■ **Entries supplied**:

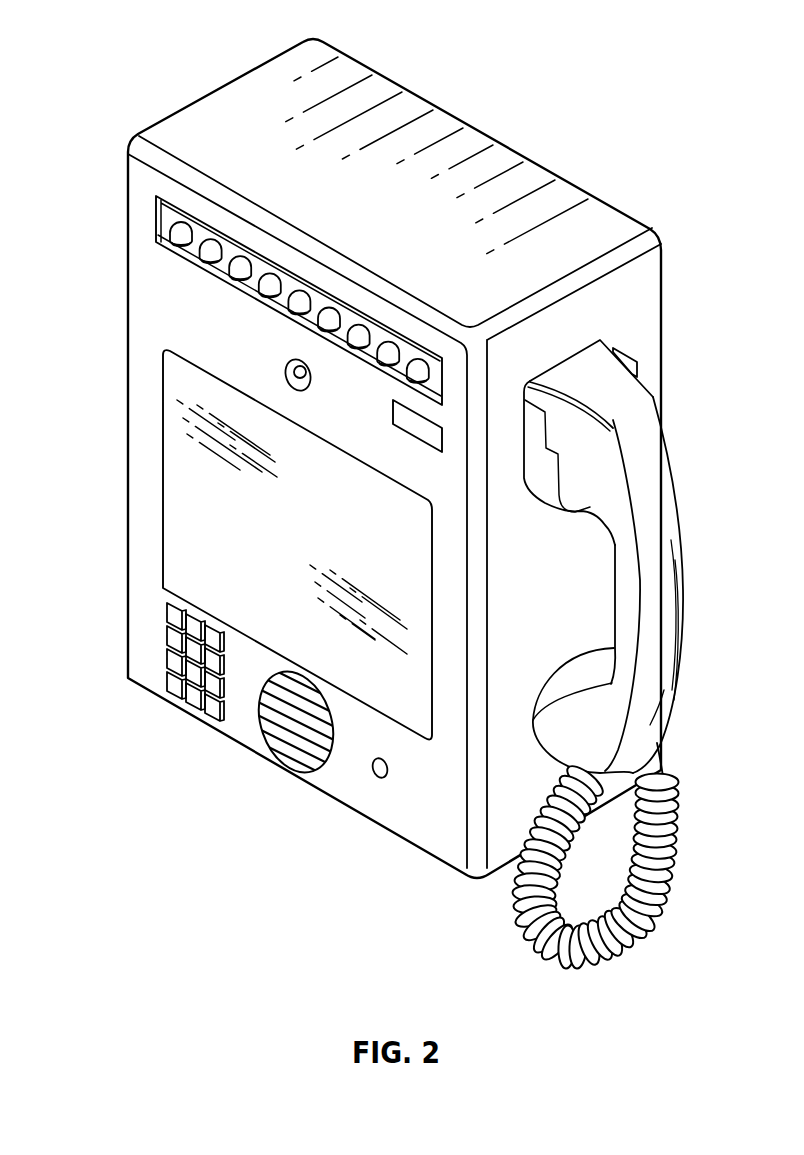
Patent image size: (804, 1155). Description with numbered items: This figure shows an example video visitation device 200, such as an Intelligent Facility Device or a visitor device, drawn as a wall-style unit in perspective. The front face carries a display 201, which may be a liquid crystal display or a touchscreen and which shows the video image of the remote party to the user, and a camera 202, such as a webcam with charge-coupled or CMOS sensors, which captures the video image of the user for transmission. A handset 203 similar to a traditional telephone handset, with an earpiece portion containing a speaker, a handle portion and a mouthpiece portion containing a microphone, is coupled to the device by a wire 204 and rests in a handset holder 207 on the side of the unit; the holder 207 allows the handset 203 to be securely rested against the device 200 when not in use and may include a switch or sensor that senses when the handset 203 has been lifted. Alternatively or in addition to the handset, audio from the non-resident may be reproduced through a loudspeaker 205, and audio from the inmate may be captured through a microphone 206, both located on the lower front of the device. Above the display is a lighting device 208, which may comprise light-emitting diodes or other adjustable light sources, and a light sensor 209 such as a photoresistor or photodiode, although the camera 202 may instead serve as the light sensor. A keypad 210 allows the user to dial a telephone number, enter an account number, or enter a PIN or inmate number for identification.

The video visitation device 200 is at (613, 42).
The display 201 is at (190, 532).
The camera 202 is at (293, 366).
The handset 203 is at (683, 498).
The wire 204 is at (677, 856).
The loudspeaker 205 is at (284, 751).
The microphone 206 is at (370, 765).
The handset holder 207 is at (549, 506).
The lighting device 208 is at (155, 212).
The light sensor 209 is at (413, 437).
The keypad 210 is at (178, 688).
==
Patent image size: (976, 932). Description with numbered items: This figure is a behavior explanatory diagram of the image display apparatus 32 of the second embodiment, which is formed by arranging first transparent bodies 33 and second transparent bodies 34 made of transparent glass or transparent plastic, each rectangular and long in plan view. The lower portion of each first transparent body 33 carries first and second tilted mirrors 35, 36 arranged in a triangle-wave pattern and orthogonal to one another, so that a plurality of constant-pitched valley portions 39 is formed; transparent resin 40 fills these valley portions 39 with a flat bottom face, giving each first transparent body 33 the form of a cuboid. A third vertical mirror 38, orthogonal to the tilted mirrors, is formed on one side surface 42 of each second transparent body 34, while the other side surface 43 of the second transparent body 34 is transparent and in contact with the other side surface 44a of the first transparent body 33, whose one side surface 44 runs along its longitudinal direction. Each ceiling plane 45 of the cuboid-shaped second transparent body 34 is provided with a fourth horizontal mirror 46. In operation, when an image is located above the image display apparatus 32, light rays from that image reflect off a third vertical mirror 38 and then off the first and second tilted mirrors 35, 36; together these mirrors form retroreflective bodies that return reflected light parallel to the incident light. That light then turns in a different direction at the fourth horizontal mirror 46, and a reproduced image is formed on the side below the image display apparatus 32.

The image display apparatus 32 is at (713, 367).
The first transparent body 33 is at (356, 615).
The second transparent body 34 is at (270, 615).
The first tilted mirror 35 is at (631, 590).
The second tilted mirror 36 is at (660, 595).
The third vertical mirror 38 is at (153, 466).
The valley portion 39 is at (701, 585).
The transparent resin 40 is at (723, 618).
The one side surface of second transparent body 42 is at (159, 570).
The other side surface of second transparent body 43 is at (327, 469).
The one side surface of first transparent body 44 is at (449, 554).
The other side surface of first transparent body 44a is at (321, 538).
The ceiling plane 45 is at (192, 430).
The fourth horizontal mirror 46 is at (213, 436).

■ **What you have to do**: Pick out and copy every line of the material above that contains the word "wire".

■ **Response to the task**:
Patent image size: (804, 1155). Description with numbered items: This figure shows an example video visitation device 200, such as an Intelligent Facility Device or a visitor device, drawn as a wall-style unit in perspective. The front face carries a display 201, which may be a liquid crystal display or a touchscreen and which shows the video image of the remote party to the user, and a camera 202, such as a webcam with charge-coupled or CMOS sensors, which captures the video image of the user for transmission. A handset 203 similar to a traditional telephone handset, with an earpiece portion containing a speaker, a handle portion and a mouthpiece portion containing a microphone, is coupled to the device by a wire 204 and rests in a handset holder 207 on the side of the unit; the holder 207 allows the handset 203 to be securely rested against the device 200 when not in use and may include a switch or sensor that senses when the handset 203 has been lifted. Alternatively or in addition to the handset, audio from the non-resident may be reproduced through a loudspeaker 205, and audio from the inmate may be captured through a microphone 206, both located on the lower front of the device. Above the display is a lighting device 208, which may comprise light-emitting diodes or other adjustable light sources, and a light sensor 209 such as a photoresistor or photodiode, although the camera 202 may instead serve as the light sensor. A keypad 210 allows the user to dial a telephone number, enter an account number, or enter a PIN or inmate number for identification.
The wire 204 is at (677, 856).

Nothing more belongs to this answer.